■ **GOAL OF THE EXERCISE**: Where a line below holds the string "wird", copy that line.

[Stored records]
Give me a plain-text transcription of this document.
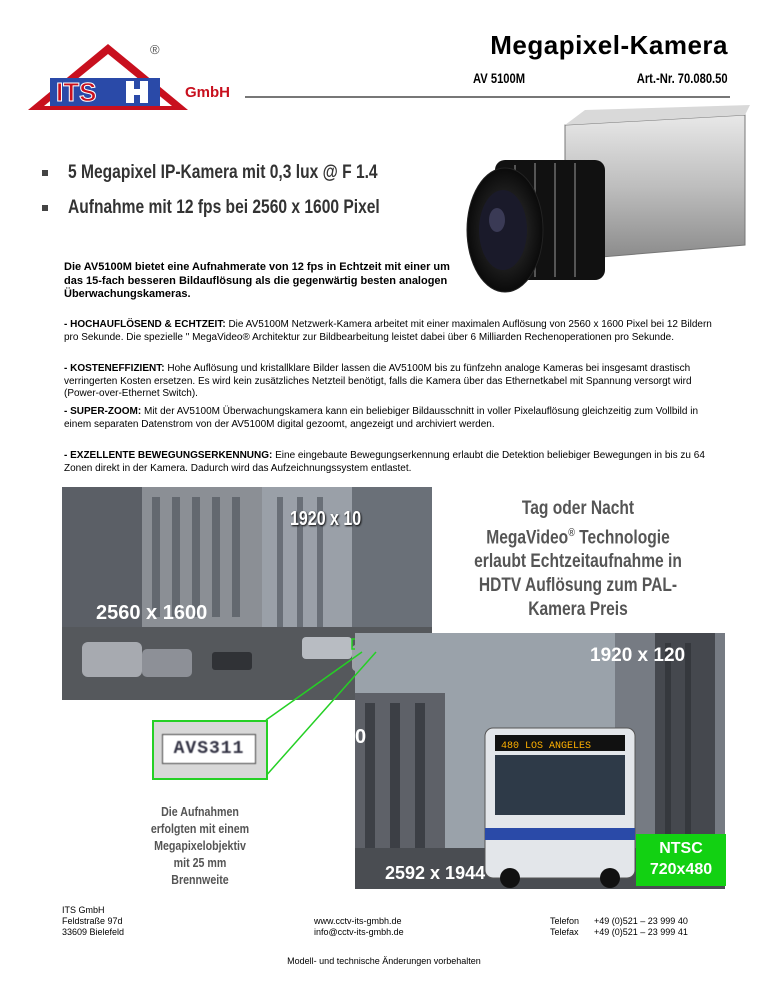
ITS
®
GmbH
Megapixel-Kamera
AV 5100M	Art.-Nr. 70.080.50
5 Megapixel IP-Kamera mit 0,3 lux @ F 1.4
Aufnahme mit 12 fps bei 2560 x 1600 Pixel
Die AV5100M bietet eine Aufnahmerate von 12 fps in Echtzeit mit einer um das 15-fach besseren Bildauflösung als die gegenwärtig besten analogen Überwachungskameras.
- HOCHAUFLÖSEND & ECHTZEIT: Die AV5100M Netzwerk-Kamera arbeitet mit einer maximalen Auflösung von 2560 x 1600 Pixel bei 12 Bildern pro Sekunde. Die spezielle " MegaVideo® Architektur zur Bildbearbeitung leistet dabei über 6 Milliarden Rechenoperationen pro Sekunde.
- KOSTENEFFIZIENT: Hohe Auflösung und kristallklare Bilder lassen die AV5100M bis zu fünfzehn analoge Kameras bei insgesamt drastisch verringerten Kosten ersetzen. Es wird kein zusätzliches Netzteil benötigt, falls die Kamera über das Ethernetkabel mit Spannung versorgt wird (Power-over-Ethernet Switch).
- SUPER-ZOOM: Mit der AV5100M Überwachungskamera kann ein beliebiger Bildausschnitt in voller Pixelauflösung gleichzeitig zum Vollbild in einem separaten Datenstrom von der AV5100M digital gezoomt, angezeigt und archiviert werden.
- EXZELLENTE BEWEGUNGSERKENNUNG: Eine eingebaute Bewegungserkennung erlaubt die Detektion beliebiger Bewegungen in bis zu 64 Zonen direkt in der Kamera. Dadurch wird das Aufzeichnungssystem entlastet.
1920 x 10
2560 x 1600
Tag oder Nacht
MegaVideo® Technologie
erlaubt Echtzeitaufnahme in
HDTV Auflösung zum PAL-
Kamera Preis
480 LOS ANGELES
0
1920 x 120
2592 x 1944
AVS311
Die Aufnahmen
erfolgten mit einem
Megapixelobjektiv
mit 25 mm
Brennweite
NTSC
720x480
ITS GmbH
Feldstraße 97d
33609 Bielefeld
www.cctv-its-gmbh.de
info@cctv-its-gmbh.de
Telefon +49 (0)521 – 23 999 40
Telefax +49 (0)521 – 23 999 41
Modell- und technische Änderungen vorbehalten
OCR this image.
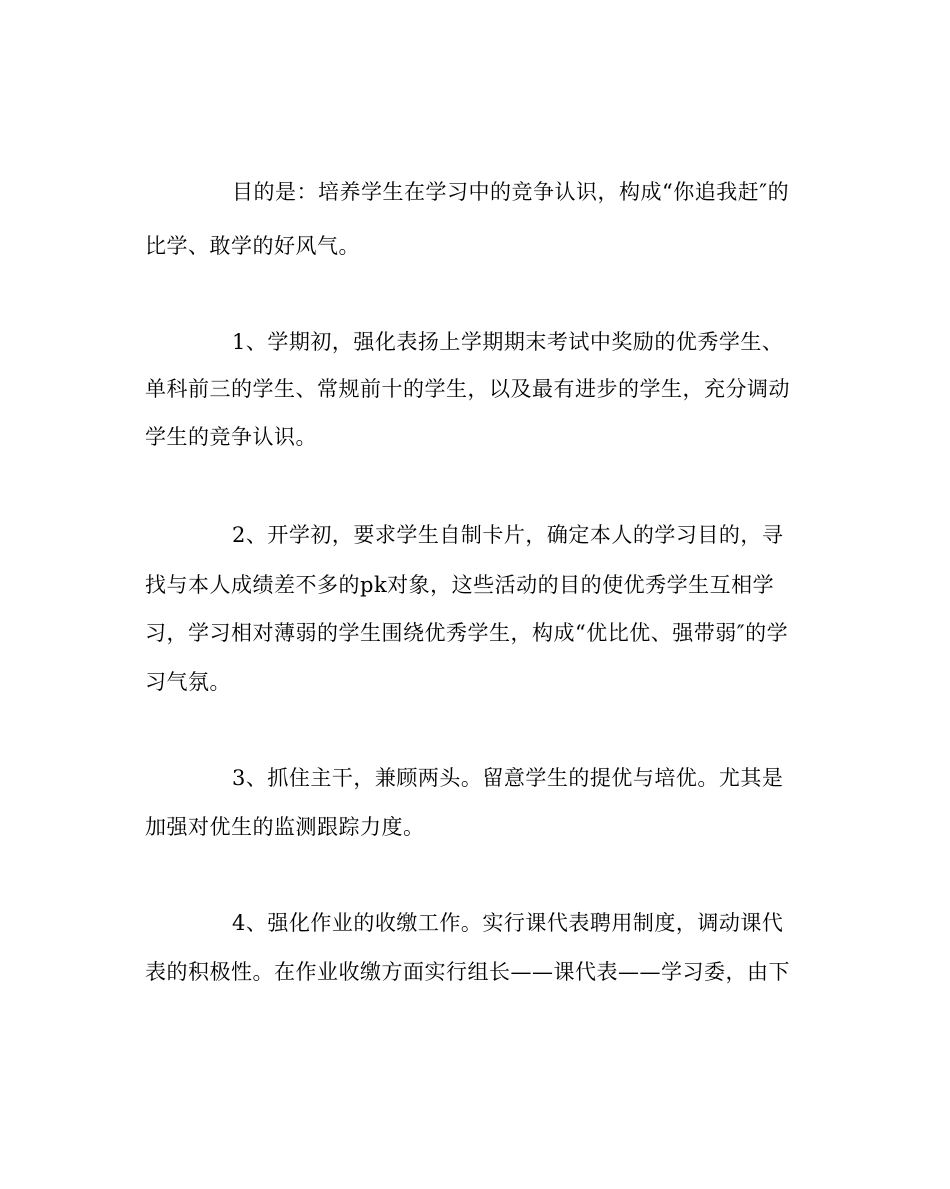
目的是：培养学生在学习中的竞争认识，构成“你追我赶″的

比学、敢学的好风气。

1、学期初，强化表扬上学期期末考试中奖励的优秀学生、

单科前三的学生、常规前十的学生，以及最有进步的学生，充分调动

学生的竞争认识。

2、开学初，要求学生自制卡片，确定本人的学习目的，寻

找与本人成绩差不多的pk对象，这些活动的目的使优秀学生互相学

习，学习相对薄弱的学生围绕优秀学生，构成“优比优、强带弱″的学

习气氛。

3、抓住主干，兼顾两头。留意学生的提优与培优。尤其是

加强对优生的监测跟踪力度。

4、强化作业的收缴工作。实行课代表聘用制度，调动课代

表的积极性。在作业收缴方面实行组长——课代表——学习委，由下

■ **THE SOLUTION**:
- KOSTENEFFIZIENT: Hohe Auflösung und kristallklare Bilder lassen die AV5100M bis zu fünfzehn analoge Kameras bei insgesamt drastisch verringerten Kosten ersetzen. Es wird kein zusätzliches Netzteil benötigt, falls die Kamera über das Ethernetkabel mit Spannung versorgt wird (Power-over-Ethernet Switch).
- EXZELLENTE BEWEGUNGSERKENNUNG: Eine eingebaute Bewegungserkennung erlaubt die Detektion beliebiger Bewegungen in bis zu 64 Zonen direkt in der Kamera. Dadurch wird das Aufzeichnungssystem entlastet.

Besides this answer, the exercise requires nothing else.